[Records contained in a dataset]
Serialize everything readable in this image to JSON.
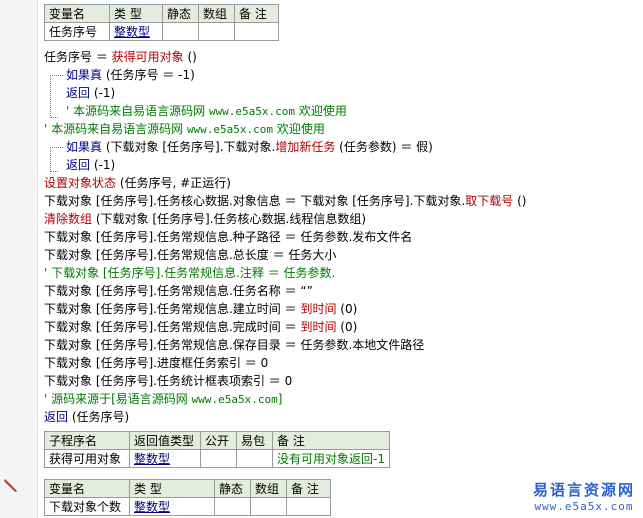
{
  "var_table": {
    "headers": [
      "变量名",
      "类 型",
      "静态",
      "数组",
      "备 注"
    ],
    "row": [
      "任务序号",
      "整数型",
      "",
      "",
      ""
    ]
  },
  "code": {
    "l1": [
      "任务序号 ＝ ",
      "获得可用对象",
      " ()"
    ],
    "l2": [
      "如果真",
      " (任务序号 ＝ -1)"
    ],
    "l3": [
      "返回",
      " (-1)"
    ],
    "l4": [
      "' 本源码来自易语言源码网 ",
      "www.e5a5x.com",
      "  欢迎使用"
    ],
    "l5": [
      "' 本源码来自易语言源码网 ",
      "www.e5a5x.com",
      "  欢迎使用"
    ],
    "l6": [
      "如果真",
      " (下载对象 [任务序号].下载对象.",
      "增加新任务",
      " (任务参数) ＝ 假)"
    ],
    "l7": [
      "返回",
      " (-1)"
    ],
    "l8": [
      "设置对象状态",
      " (任务序号, #正运行)"
    ],
    "l9": [
      "下载对象 [任务序号].任务核心数据.对象信息 ＝ 下载对象 [任务序号].下载对象.",
      "取下载号",
      " ()"
    ],
    "l10": [
      "清除数组",
      " (下载对象 [任务序号].任务核心数据.线程信息数组)"
    ],
    "l11": "下载对象 [任务序号].任务常规信息.种子路径 ＝ 任务参数.发布文件名",
    "l12": "下载对象 [任务序号].任务常规信息.总长度 ＝ 任务大小",
    "l13": "' 下载对象 [任务序号].任务常规信息.注释 ＝ 任务参数.",
    "l14": "下载对象 [任务序号].任务常规信息.任务名称 ＝ “”",
    "l15": [
      "下载对象 [任务序号].任务常规信息.建立时间 ＝ ",
      "到时间",
      " (0)"
    ],
    "l16": [
      "下载对象 [任务序号].任务常规信息.完成时间 ＝ ",
      "到时间",
      " (0)"
    ],
    "l17": "下载对象 [任务序号].任务常规信息.保存目录 ＝ 任务参数.本地文件路径",
    "l18": "下载对象 [任务序号].进度框任务索引 ＝ 0",
    "l19": "下载对象 [任务序号].任务统计框表项索引 ＝ 0",
    "l20": [
      "' 源码来源于[易语言源码网 ",
      "www.e5a5x.com",
      "]"
    ],
    "l21": [
      "返回",
      " (任务序号)"
    ]
  },
  "sub_table": {
    "headers": [
      "子程序名",
      "返回值类型",
      "公开",
      "易包",
      "备 注"
    ],
    "row": [
      "获得可用对象",
      "整数型",
      "",
      "",
      "没有可用对象返回-1"
    ]
  },
  "var_table2": {
    "headers": [
      "变量名",
      "类 型",
      "静态",
      "数组",
      "备 注"
    ],
    "row": [
      "下载对象个数",
      "整数型",
      "",
      "",
      ""
    ]
  },
  "watermark": {
    "title": "易语言资源网",
    "url": "www.e5a5x.com"
  },
  "colors": {
    "keyword": "#00007f",
    "command": "#b00000",
    "comment": "#007a00",
    "header_bg": "#e4ecde",
    "watermark": "#2e63c7"
  },
  "icons": [
    "pencil-icon"
  ]
}
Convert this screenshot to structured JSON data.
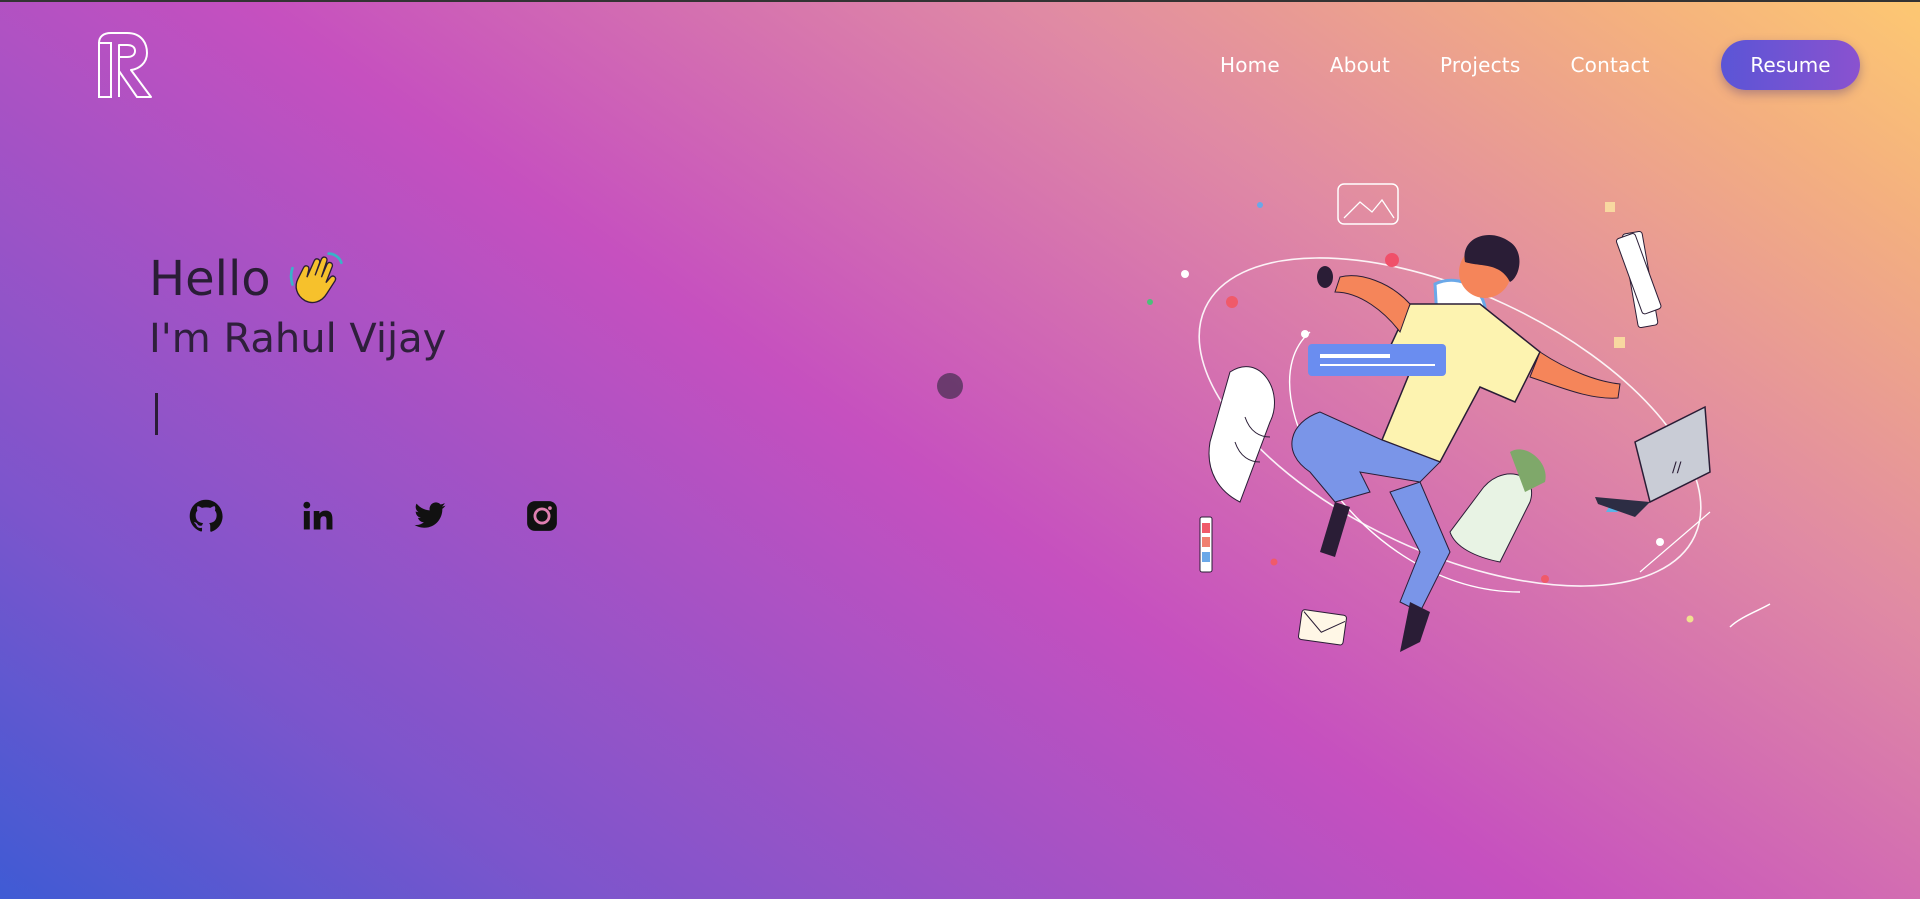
{
  "nav": {
    "links": [
      "Home",
      "About",
      "Projects",
      "Contact"
    ],
    "resume_label": "Resume"
  },
  "hero": {
    "greeting": "Hello",
    "name_line": "I'm Rahul Vijay"
  },
  "socials": [
    "github-icon",
    "linkedin-icon",
    "twitter-icon",
    "instagram-icon"
  ],
  "colors": {
    "gradient_start": "#3f5bd4",
    "gradient_mid": "#c650bf",
    "gradient_end": "#fdc872",
    "resume_button": "#6a54d4",
    "text_dark": "#2a1d36"
  }
}
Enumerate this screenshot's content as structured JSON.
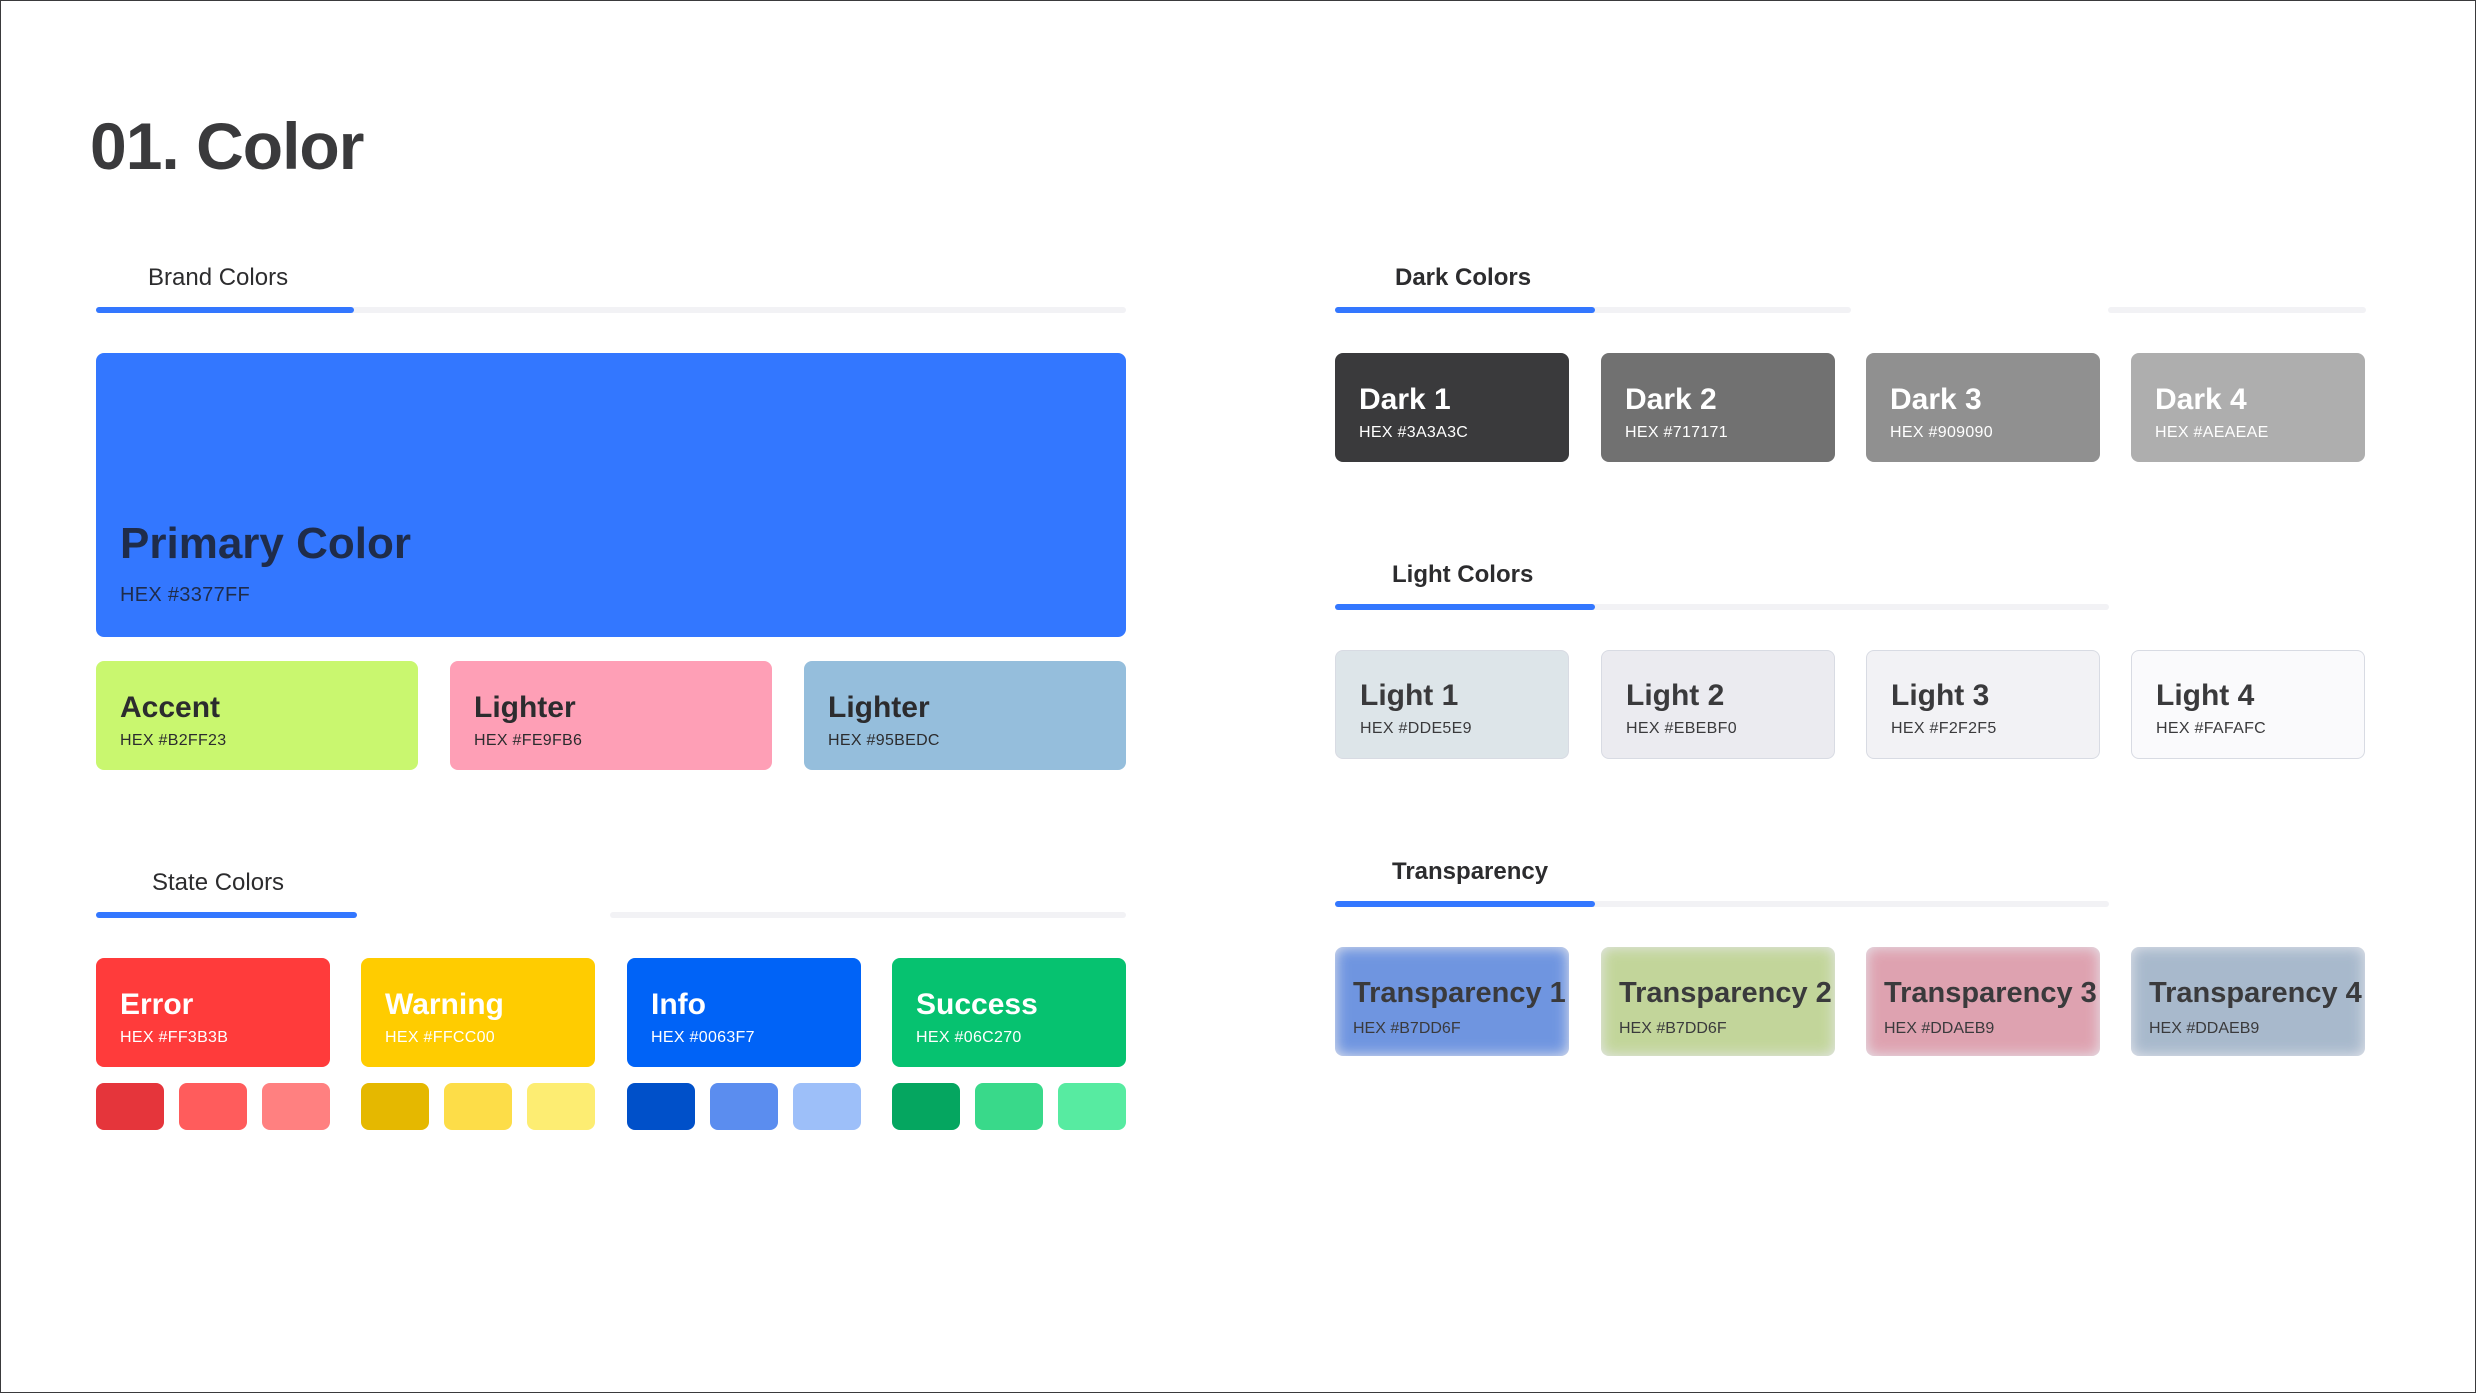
{
  "title": "01. Color",
  "brand": {
    "title": "Brand Colors",
    "primary": {
      "name": "Primary Color",
      "hex": "HEX #3377FF",
      "color": "#3377ff"
    },
    "accent": {
      "name": "Accent",
      "hex": "HEX #B2FF23",
      "color": "#c9f76f"
    },
    "lighter_pink": {
      "name": "Lighter",
      "hex": "HEX #FE9FB6",
      "color": "#fe9fb6"
    },
    "lighter_blue": {
      "name": "Lighter",
      "hex": "HEX #95BEDC",
      "color": "#95bedc"
    }
  },
  "state": {
    "title": "State Colors",
    "items": [
      {
        "name": "Error",
        "hex": "HEX #FF3B3B",
        "color": "#ff3b3b",
        "shades": [
          "#e5353b",
          "#ff5c5c",
          "#ff8080"
        ]
      },
      {
        "name": "Warning",
        "hex": "HEX #FFCC00",
        "color": "#ffcc00",
        "shades": [
          "#e5b800",
          "#fddd48",
          "#fded72"
        ]
      },
      {
        "name": "Info",
        "hex": "HEX #0063F7",
        "color": "#0063f7",
        "shades": [
          "#0050c9",
          "#5b8def",
          "#9dbff9"
        ]
      },
      {
        "name": "Success",
        "hex": "HEX #06C270",
        "color": "#06c270",
        "shades": [
          "#05a660",
          "#39d98a",
          "#57eba1"
        ]
      }
    ]
  },
  "dark": {
    "title": "Dark Colors",
    "items": [
      {
        "name": "Dark 1",
        "hex": "HEX #3A3A3C",
        "color": "#3a3a3c"
      },
      {
        "name": "Dark 2",
        "hex": "HEX #717171",
        "color": "#717171"
      },
      {
        "name": "Dark 3",
        "hex": "HEX #909090",
        "color": "#909090"
      },
      {
        "name": "Dark 4",
        "hex": "HEX #AEAEAE",
        "color": "#aeaeae"
      }
    ]
  },
  "light": {
    "title": "Light Colors",
    "items": [
      {
        "name": "Light 1",
        "hex": "HEX #DDE5E9",
        "color": "#dde5e9"
      },
      {
        "name": "Light 2",
        "hex": "HEX #EBEBF0",
        "color": "#ebebf0"
      },
      {
        "name": "Light 3",
        "hex": "HEX #F2F2F5",
        "color": "#f2f2f5"
      },
      {
        "name": "Light 4",
        "hex": "HEX #FAFAFC",
        "color": "#fafafc"
      }
    ]
  },
  "transparency": {
    "title": "Transparency",
    "items": [
      {
        "name": "Transparency 1",
        "hex": "HEX #B7DD6F",
        "color": "#6f95e0"
      },
      {
        "name": "Transparency 2",
        "hex": "HEX #B7DD6F",
        "color": "#c2d59a"
      },
      {
        "name": "Transparency 3",
        "hex": "HEX #DDAEB9",
        "color": "#dea2b0"
      },
      {
        "name": "Transparency 4",
        "hex": "HEX #DDAEB9",
        "color": "#a8b9cc"
      }
    ]
  }
}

__What you will do__:
Strip the images and reproduce the remaining records precisely.

__Answer__:
Serialize everything readable in this image to JSON.
{
  "var_table": {
    "headers": [
      "变量名",
      "类 型",
      "静态",
      "数组",
      "备 注"
    ],
    "row": [
      "任务序号",
      "整数型",
      "",
      "",
      ""
    ]
  },
  "code": {
    "l1": [
      "任务序号 ＝ ",
      "获得可用对象",
      " ()"
    ],
    "l2": [
      "如果真",
      " (任务序号 ＝ -1)"
    ],
    "l3": [
      "返回",
      " (-1)"
    ],
    "l4": [
      "' 本源码来自易语言源码网 ",
      "www.e5a5x.com",
      "  欢迎使用"
    ],
    "l5": [
      "' 本源码来自易语言源码网 ",
      "www.e5a5x.com",
      "  欢迎使用"
    ],
    "l6": [
      "如果真",
      " (下载对象 [任务序号].下载对象.",
      "增加新任务",
      " (任务参数) ＝ 假)"
    ],
    "l7": [
      "返回",
      " (-1)"
    ],
    "l8": [
      "设置对象状态",
      " (任务序号, #正运行)"
    ],
    "l9": [
      "下载对象 [任务序号].任务核心数据.对象信息 ＝ 下载对象 [任务序号].下载对象.",
      "取下载号",
      " ()"
    ],
    "l10": [
      "清除数组",
      " (下载对象 [任务序号].任务核心数据.线程信息数组)"
    ],
    "l11": "下载对象 [任务序号].任务常规信息.种子路径 ＝ 任务参数.发布文件名",
    "l12": "下载对象 [任务序号].任务常规信息.总长度 ＝ 任务大小",
    "l13": "' 下载对象 [任务序号].任务常规信息.注释 ＝ 任务参数.",
    "l14": "下载对象 [任务序号].任务常规信息.任务名称 ＝ “”",
    "l15": [
      "下载对象 [任务序号].任务常规信息.建立时间 ＝ ",
      "到时间",
      " (0)"
    ],
    "l16": [
      "下载对象 [任务序号].任务常规信息.完成时间 ＝ ",
      "到时间",
      " (0)"
    ],
    "l17": "下载对象 [任务序号].任务常规信息.保存目录 ＝ 任务参数.本地文件路径",
    "l18": "下载对象 [任务序号].进度框任务索引 ＝ 0",
    "l19": "下载对象 [任务序号].任务统计框表项索引 ＝ 0",
    "l20": [
      "' 源码来源于[易语言源码网 ",
      "www.e5a5x.com",
      "]"
    ],
    "l21": [
      "返回",
      " (任务序号)"
    ]
  },
  "sub_table": {
    "headers": [
      "子程序名",
      "返回值类型",
      "公开",
      "易包",
      "备 注"
    ],
    "row": [
      "获得可用对象",
      "整数型",
      "",
      "",
      "没有可用对象返回-1"
    ]
  },
  "var_table2": {
    "headers": [
      "变量名",
      "类 型",
      "静态",
      "数组",
      "备 注"
    ],
    "row": [
      "下载对象个数",
      "整数型",
      "",
      "",
      ""
    ]
  },
  "watermark": {
    "title": "易语言资源网",
    "url": "www.e5a5x.com"
  },
  "colors": {
    "keyword": "#00007f",
    "command": "#b00000",
    "comment": "#007a00",
    "header_bg": "#e4ecde",
    "watermark": "#2e63c7"
  },
  "icons": [
    "pencil-icon"
  ]
}
Convert this screenshot to structured JSON data.
{
  "nav": {
    "links": [
      "Home",
      "About",
      "Projects",
      "Contact"
    ],
    "resume_label": "Resume"
  },
  "hero": {
    "greeting": "Hello",
    "name_line": "I'm Rahul Vijay"
  },
  "socials": [
    "github-icon",
    "linkedin-icon",
    "twitter-icon",
    "instagram-icon"
  ],
  "colors": {
    "gradient_start": "#3f5bd4",
    "gradient_mid": "#c650bf",
    "gradient_end": "#fdc872",
    "resume_button": "#6a54d4",
    "text_dark": "#2a1d36"
  }
}
Enumerate this screenshot's content as structured JSON.
{
  "title": "01. Color",
  "brand": {
    "title": "Brand Colors",
    "primary": {
      "name": "Primary Color",
      "hex": "HEX #3377FF",
      "color": "#3377ff"
    },
    "accent": {
      "name": "Accent",
      "hex": "HEX #B2FF23",
      "color": "#c9f76f"
    },
    "lighter_pink": {
      "name": "Lighter",
      "hex": "HEX #FE9FB6",
      "color": "#fe9fb6"
    },
    "lighter_blue": {
      "name": "Lighter",
      "hex": "HEX #95BEDC",
      "color": "#95bedc"
    }
  },
  "state": {
    "title": "State Colors",
    "items": [
      {
        "name": "Error",
        "hex": "HEX #FF3B3B",
        "color": "#ff3b3b",
        "shades": [
          "#e5353b",
          "#ff5c5c",
          "#ff8080"
        ]
      },
      {
        "name": "Warning",
        "hex": "HEX #FFCC00",
        "color": "#ffcc00",
        "shades": [
          "#e5b800",
          "#fddd48",
          "#fded72"
        ]
      },
      {
        "name": "Info",
        "hex": "HEX #0063F7",
        "color": "#0063f7",
        "shades": [
          "#0050c9",
          "#5b8def",
          "#9dbff9"
        ]
      },
      {
        "name": "Success",
        "hex": "HEX #06C270",
        "color": "#06c270",
        "shades": [
          "#05a660",
          "#39d98a",
          "#57eba1"
        ]
      }
    ]
  },
  "dark": {
    "title": "Dark Colors",
    "items": [
      {
        "name": "Dark 1",
        "hex": "HEX #3A3A3C",
        "color": "#3a3a3c"
      },
      {
        "name": "Dark 2",
        "hex": "HEX #717171",
        "color": "#717171"
      },
      {
        "name": "Dark 3",
        "hex": "HEX #909090",
        "color": "#909090"
      },
      {
        "name": "Dark 4",
        "hex": "HEX #AEAEAE",
        "color": "#aeaeae"
      }
    ]
  },
  "light": {
    "title": "Light Colors",
    "items": [
      {
        "name": "Light 1",
        "hex": "HEX #DDE5E9",
        "color": "#dde5e9"
      },
      {
        "name": "Light 2",
        "hex": "HEX #EBEBF0",
        "color": "#ebebf0"
      },
      {
        "name": "Light 3",
        "hex": "HEX #F2F2F5",
        "color": "#f2f2f5"
      },
      {
        "name": "Light 4",
        "hex": "HEX #FAFAFC",
        "color": "#fafafc"
      }
    ]
  },
  "transparency": {
    "title": "Transparency",
    "items": [
      {
        "name": "Transparency 1",
        "hex": "HEX #B7DD6F",
        "color": "#6f95e0"
      },
      {
        "name": "Transparency 2",
        "hex": "HEX #B7DD6F",
        "color": "#c2d59a"
      },
      {
        "name": "Transparency 3",
        "hex": "HEX #DDAEB9",
        "color": "#dea2b0"
      },
      {
        "name": "Transparency 4",
        "hex": "HEX #DDAEB9",
        "color": "#a8b9cc"
      }
    ]
  }
}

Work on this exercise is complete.